The MuJoCo Warp (MJWP) workflow is SPIDER's default and most versatile pipeline, supporting both dexterous hand and humanoid robot retargeting with high-performance physics simulation.

Overview

The MJWP workflow uses MuJoCo with Warp backend for GPU-accelerated physics simulation. It provides the complete pipeline from raw human motion data to physics-based optimized robot trajectories.

Supported Embodiments:

  • Dexterous hands (Allegro, Inspire, Shadow, Xhand, etc.)
  • Humanoid robots (G1, H1, T1, etc.)
  • Bimanual configurations

Workflow Steps

mermaid
graph LR
    A[Raw Data] --> B[Process Dataset]
    B --> C[Decompose Mesh]
    C --> D[Detect Contact]
    D --> E[Generate Scene]
    E --> F[IK Retargeting]
    F --> G[Physics Optimization]
    G --> H[Output Trajectory]

Step 1: Setup Environment Variables

Define task parameters:

bash
export TASK=pick_spoon_bowl
export HAND_TYPE=bimanual
export DATA_ID=0
export ROBOT_TYPE=allegro
export DATASET_NAME=oakink

Step 2: Process Dataset

Convert raw human motion data to standardized format:

bash
uv run spider/process_datasets/oakink.py \
  --task=${TASK} \
  --embodiment-type=${HAND_TYPE} \
  --data-id=${DATA_ID}

What it does:

  • Reads raw motion capture data (MANO poses, object poses)
  • Extracts hand kinematics (joint positions, wrist poses)

——————————

*Jobs*:
1: In the MJWP workflow text, rewrite the part from "The MJWP workflow" to "Shadow, Xhand, etc.)", changing "GPU-accelerated" to "hardware-accelerated".
2: What does the MJWP workflow text say the workflow uses for GPU-accelerated physics simulation?
3: Pick up the MJWP workflow text after its final line and keep writing.
The material that follows has no connection to the MJWP workflow text.

*Items from a data source*:
——————————

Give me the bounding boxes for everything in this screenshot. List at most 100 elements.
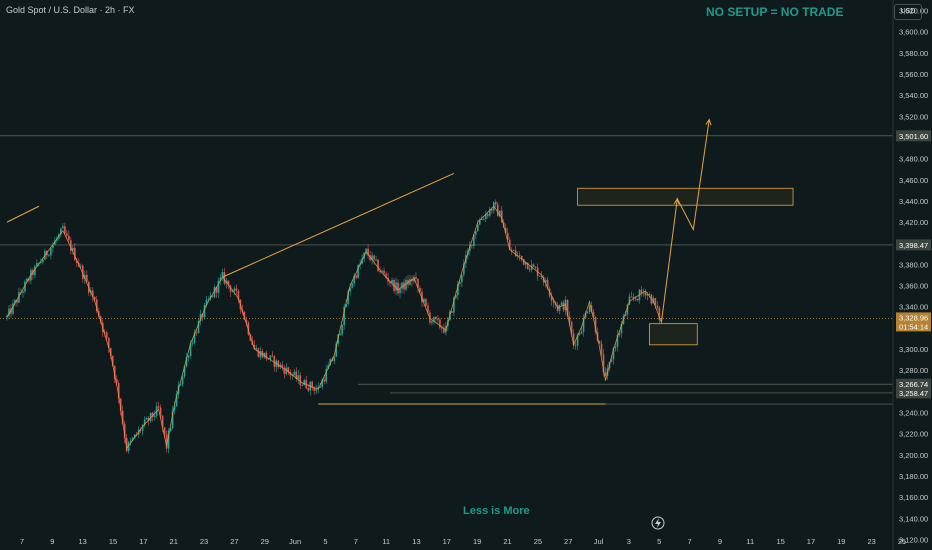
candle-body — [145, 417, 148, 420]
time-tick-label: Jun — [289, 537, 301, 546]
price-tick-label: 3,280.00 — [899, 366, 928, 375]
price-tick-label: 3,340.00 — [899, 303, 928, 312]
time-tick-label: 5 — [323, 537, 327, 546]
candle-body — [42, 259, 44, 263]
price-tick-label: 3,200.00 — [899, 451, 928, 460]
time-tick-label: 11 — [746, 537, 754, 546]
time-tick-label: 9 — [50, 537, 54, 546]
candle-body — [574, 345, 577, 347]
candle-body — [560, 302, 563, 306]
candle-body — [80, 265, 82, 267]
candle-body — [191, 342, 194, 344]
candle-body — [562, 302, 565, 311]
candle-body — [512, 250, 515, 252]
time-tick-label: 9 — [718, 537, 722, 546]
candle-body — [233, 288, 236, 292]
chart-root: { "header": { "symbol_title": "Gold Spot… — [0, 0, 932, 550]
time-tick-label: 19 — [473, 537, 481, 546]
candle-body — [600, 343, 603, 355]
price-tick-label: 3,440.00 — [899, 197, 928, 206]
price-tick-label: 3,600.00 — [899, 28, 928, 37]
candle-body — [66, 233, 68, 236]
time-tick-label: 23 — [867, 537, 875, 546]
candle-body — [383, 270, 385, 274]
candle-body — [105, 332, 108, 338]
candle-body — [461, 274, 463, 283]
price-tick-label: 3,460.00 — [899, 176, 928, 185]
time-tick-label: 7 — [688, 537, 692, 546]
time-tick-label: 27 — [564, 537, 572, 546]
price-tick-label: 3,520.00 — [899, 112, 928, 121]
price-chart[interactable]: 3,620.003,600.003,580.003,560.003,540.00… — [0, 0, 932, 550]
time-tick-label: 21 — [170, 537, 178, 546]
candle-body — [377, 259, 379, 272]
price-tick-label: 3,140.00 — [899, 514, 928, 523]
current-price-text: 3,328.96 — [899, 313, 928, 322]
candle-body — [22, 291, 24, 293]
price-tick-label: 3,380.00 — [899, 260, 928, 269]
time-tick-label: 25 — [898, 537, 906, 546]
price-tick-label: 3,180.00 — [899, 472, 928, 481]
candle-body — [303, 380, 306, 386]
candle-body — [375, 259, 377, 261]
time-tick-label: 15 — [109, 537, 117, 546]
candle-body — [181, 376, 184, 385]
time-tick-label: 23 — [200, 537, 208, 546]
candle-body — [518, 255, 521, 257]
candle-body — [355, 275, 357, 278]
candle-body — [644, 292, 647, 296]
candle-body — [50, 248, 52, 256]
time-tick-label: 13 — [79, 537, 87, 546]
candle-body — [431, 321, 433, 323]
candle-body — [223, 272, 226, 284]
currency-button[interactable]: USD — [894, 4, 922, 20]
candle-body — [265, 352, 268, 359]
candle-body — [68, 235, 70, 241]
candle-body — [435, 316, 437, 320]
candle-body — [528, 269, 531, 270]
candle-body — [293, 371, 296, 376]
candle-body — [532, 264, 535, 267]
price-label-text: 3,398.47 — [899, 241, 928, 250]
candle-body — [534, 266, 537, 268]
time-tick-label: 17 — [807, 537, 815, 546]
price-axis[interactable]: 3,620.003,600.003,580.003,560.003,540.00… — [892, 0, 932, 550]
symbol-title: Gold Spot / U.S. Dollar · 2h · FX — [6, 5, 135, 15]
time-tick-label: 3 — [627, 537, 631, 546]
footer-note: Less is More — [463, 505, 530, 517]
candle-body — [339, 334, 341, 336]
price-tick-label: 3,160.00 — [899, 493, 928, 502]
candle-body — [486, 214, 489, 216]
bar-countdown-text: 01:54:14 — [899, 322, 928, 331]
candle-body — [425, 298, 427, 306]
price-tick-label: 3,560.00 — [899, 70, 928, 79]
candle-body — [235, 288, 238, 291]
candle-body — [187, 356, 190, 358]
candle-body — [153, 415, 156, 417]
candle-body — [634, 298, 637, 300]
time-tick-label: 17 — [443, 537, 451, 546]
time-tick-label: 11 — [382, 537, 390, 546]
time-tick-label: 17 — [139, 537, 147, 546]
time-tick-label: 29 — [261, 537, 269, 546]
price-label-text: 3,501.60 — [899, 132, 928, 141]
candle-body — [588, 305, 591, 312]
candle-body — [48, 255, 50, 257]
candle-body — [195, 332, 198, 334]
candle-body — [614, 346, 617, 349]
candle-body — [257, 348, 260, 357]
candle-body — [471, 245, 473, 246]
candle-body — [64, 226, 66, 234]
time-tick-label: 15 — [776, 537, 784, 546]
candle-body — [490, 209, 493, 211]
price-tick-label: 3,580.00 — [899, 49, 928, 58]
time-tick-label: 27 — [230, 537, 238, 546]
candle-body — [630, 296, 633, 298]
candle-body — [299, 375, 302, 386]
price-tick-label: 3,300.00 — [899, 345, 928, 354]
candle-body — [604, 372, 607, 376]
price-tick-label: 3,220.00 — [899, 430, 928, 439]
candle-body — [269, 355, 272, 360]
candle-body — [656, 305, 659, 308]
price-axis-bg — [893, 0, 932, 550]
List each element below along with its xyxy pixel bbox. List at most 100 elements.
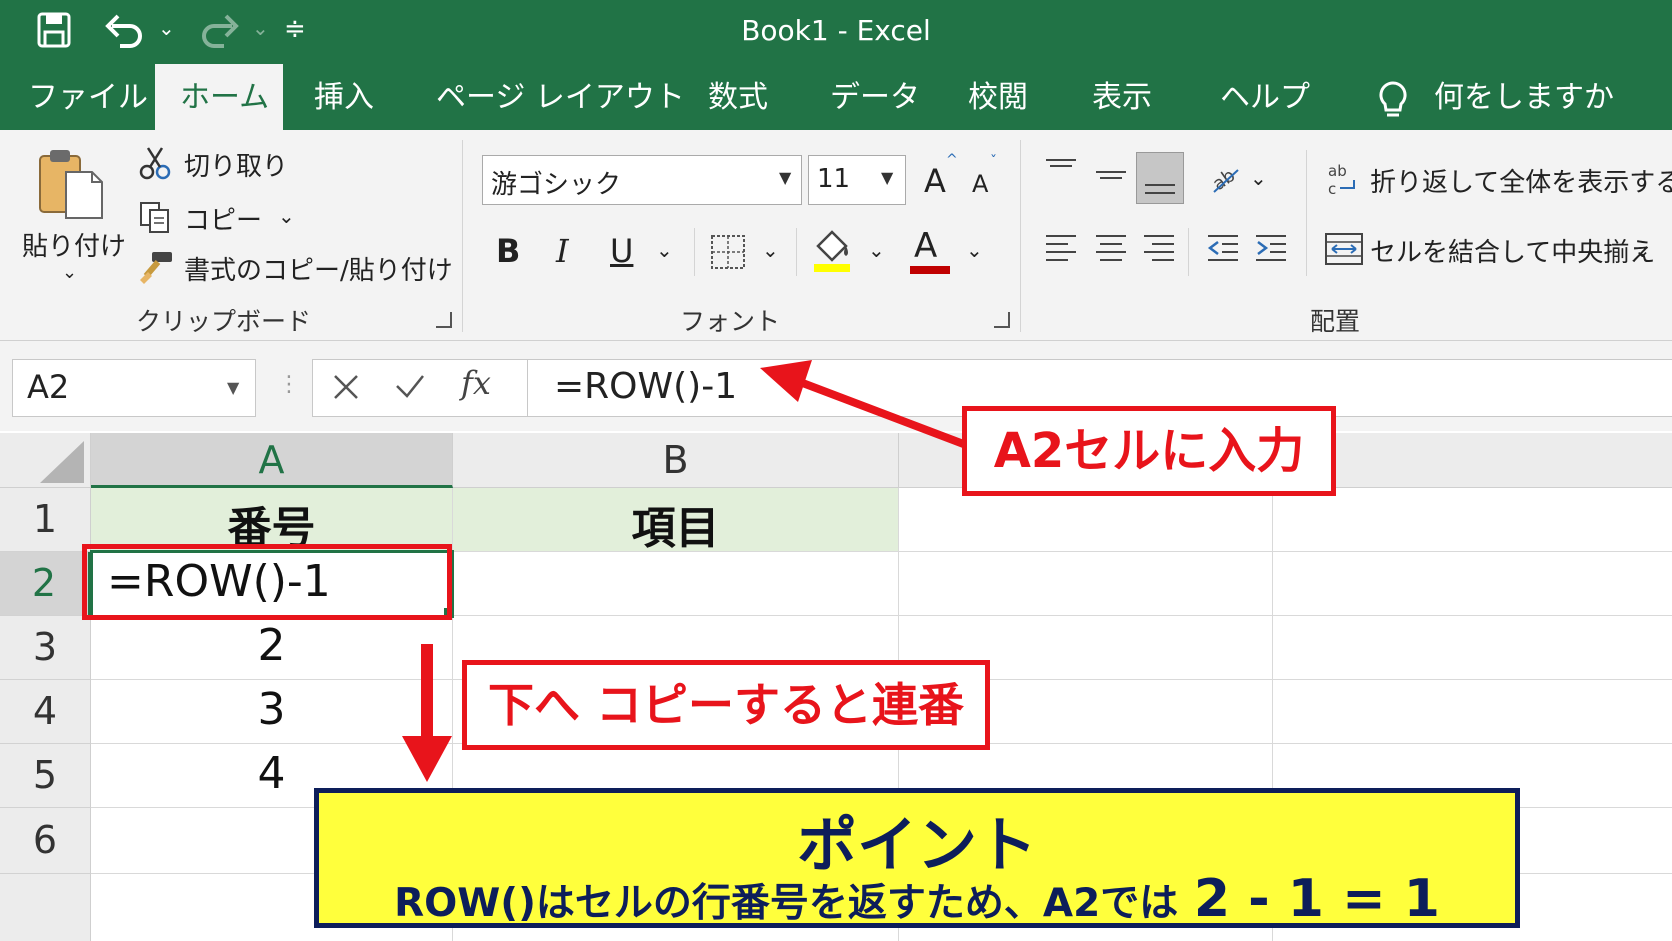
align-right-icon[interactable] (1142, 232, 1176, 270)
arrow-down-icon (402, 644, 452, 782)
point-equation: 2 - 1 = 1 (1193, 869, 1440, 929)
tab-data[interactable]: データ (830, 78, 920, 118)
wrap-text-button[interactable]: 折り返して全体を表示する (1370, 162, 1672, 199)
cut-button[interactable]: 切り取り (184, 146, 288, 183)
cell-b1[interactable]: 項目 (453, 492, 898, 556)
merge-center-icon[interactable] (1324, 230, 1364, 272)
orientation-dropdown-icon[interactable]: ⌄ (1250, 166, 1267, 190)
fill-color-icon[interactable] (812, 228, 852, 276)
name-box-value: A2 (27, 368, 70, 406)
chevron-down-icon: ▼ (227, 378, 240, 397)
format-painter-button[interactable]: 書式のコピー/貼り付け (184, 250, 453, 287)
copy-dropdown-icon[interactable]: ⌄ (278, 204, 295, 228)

——————————

*Answers to each task*:
1:
The MJWP workflow uses MuJoCo with Warp backend for hardware-accelerated physics simulation. It provides the complete pipeline from raw human motion data to physics-based optimized robot trajectories.

Supported Embodiments:

  • Dexterous hands (Allegro, Inspire, Shadow, Xhand, etc.)

2: MuJoCo with Warp backend.

3:
  • Saves processed data in standardized format

Output:

example_datasets/processed/oakink/mano/bimanual/pick_spoon_bowl/0/
├── trajectory_keypoint.npz
└── info.json

Dataset-Specific Processors

Replace oakink.py with the appropriate processor for your dataset:

  • gigahand.py - GigaHand dataset
  • hot3d.py - Hot3D dataset
  • fair_fre.py - FAIR FRE dataset

Step 3: Decompose Object Mesh

Create convex decomposition for efficient collision detection:

bash
uv run spider/preprocess/decompose_fast.py \
  --task=${TASK} \
  --dataset-name=${DATASET_NAME} \
  --data-id=${DATA_ID} \
  --embodiment-type=${HAND_TYPE}

If you want higher quality convex decomposition, you can use the following command:

bash
uv run spider/preprocess/decompose.py \
  --task=${TASK} \
  --dataset-name=${DATASET_NAME} \
  --data-id=${DATA_ID} \
  --embodiment-type=${HAND_TYPE}

What it does:

  • Loads object mesh from dataset
  • Performs convex decomposition using V-HACD or CoACD
  • Saves decomposed mesh components

Output:

example_datasets/processed/oakink/assets/objects/spoon/convex/
├── 0.obj
├── 1.obj
├── 2.obj
└── visual.obj

WARNING

Convex decomposition quality significantly affects simulation accuracy. Complex objects may need manual tuning of decomposition parameters.

Step 4: Detect Contact (Optional)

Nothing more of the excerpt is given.